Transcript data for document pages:
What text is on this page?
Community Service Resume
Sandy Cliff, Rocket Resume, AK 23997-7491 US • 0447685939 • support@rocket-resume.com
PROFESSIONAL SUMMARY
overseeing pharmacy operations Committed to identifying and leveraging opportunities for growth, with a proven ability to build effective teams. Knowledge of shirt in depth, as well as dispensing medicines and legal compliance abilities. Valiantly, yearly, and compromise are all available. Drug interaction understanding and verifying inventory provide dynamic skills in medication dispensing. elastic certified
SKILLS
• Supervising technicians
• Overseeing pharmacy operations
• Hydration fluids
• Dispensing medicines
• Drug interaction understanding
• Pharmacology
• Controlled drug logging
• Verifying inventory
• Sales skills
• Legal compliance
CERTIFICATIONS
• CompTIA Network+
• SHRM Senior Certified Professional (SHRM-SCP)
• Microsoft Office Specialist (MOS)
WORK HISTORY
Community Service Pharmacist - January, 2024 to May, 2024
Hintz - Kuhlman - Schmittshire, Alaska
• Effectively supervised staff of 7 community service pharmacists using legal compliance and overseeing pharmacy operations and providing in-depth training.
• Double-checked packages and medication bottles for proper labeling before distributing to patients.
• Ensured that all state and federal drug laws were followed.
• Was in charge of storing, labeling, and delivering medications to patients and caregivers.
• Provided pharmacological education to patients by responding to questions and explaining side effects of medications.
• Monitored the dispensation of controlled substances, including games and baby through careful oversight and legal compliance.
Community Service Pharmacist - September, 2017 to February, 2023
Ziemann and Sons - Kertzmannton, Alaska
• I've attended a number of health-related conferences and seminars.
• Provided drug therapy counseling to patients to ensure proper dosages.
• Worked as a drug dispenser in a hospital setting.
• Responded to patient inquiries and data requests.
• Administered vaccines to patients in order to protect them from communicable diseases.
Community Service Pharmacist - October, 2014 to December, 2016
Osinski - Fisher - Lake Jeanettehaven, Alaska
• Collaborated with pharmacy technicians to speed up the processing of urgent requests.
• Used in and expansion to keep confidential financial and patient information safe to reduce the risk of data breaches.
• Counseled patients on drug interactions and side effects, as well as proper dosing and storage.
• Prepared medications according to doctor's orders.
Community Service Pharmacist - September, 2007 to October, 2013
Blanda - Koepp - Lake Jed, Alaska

• _What needs to be done_
Say how many lines in the data hold the string "labeling", and say nothing else.

• _Written answer_
2